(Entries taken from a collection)
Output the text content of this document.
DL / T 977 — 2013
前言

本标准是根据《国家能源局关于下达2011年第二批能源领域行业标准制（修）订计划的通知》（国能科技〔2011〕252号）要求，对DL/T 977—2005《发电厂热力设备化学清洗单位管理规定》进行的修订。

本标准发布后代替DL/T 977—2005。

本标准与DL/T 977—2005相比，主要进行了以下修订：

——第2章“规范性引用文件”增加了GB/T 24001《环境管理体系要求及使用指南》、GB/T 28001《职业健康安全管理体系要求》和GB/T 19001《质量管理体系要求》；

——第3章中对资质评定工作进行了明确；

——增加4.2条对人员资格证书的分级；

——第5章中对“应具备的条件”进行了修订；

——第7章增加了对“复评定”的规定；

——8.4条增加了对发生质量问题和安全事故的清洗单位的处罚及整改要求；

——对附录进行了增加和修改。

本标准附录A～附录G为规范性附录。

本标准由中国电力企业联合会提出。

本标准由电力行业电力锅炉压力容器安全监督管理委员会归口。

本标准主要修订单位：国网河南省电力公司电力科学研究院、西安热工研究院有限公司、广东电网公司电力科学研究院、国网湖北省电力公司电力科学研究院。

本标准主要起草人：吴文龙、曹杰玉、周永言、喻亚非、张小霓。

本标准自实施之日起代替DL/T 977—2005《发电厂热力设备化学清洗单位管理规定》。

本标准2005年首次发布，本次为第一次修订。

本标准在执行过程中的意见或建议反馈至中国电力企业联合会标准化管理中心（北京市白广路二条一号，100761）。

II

> _WHAT IS REQUIRED_: Go through the records above and retype each one exactly.

> _RESPONSE_:
Output the text content of this document.
DL / T 977 — 2013
前言

本标准是根据《国家能源局关于下达2011年第二批能源领域行业标准制（修）订计划的通知》（国能科技〔2011〕252号）要求，对DL/T 977—2005《发电厂热力设备化学清洗单位管理规定》进行的修订。

本标准发布后代替DL/T 977—2005。

本标准与DL/T 977—2005相比，主要进行了以下修订：

——第2章“规范性引用文件”增加了GB/T 24001《环境管理体系要求及使用指南》、GB/T 28001《职业健康安全管理体系要求》和GB/T 19001《质量管理体系要求》；

——第3章中对资质评定工作进行了明确；

——增加4.2条对人员资格证书的分级；

——第5章中对“应具备的条件”进行了修订；

——第7章增加了对“复评定”的规定；

——8.4条增加了对发生质量问题和安全事故的清洗单位的处罚及整改要求；

——对附录进行了增加和修改。

本标准附录A～附录G为规范性附录。

本标准由中国电力企业联合会提出。

本标准由电力行业电力锅炉压力容器安全监督管理委员会归口。

本标准主要修订单位：国网河南省电力公司电力科学研究院、西安热工研究院有限公司、广东电网公司电力科学研究院、国网湖北省电力公司电力科学研究院。

本标准主要起草人：吴文龙、曹杰玉、周永言、喻亚非、张小霓。

本标准自实施之日起代替DL/T 977—2005《发电厂热力设备化学清洗单位管理规定》。

本标准2005年首次发布，本次为第一次修订。

本标准在执行过程中的意见或建议反馈至中国电力企业联合会标准化管理中心（北京市白广路二条一号，100761）。

II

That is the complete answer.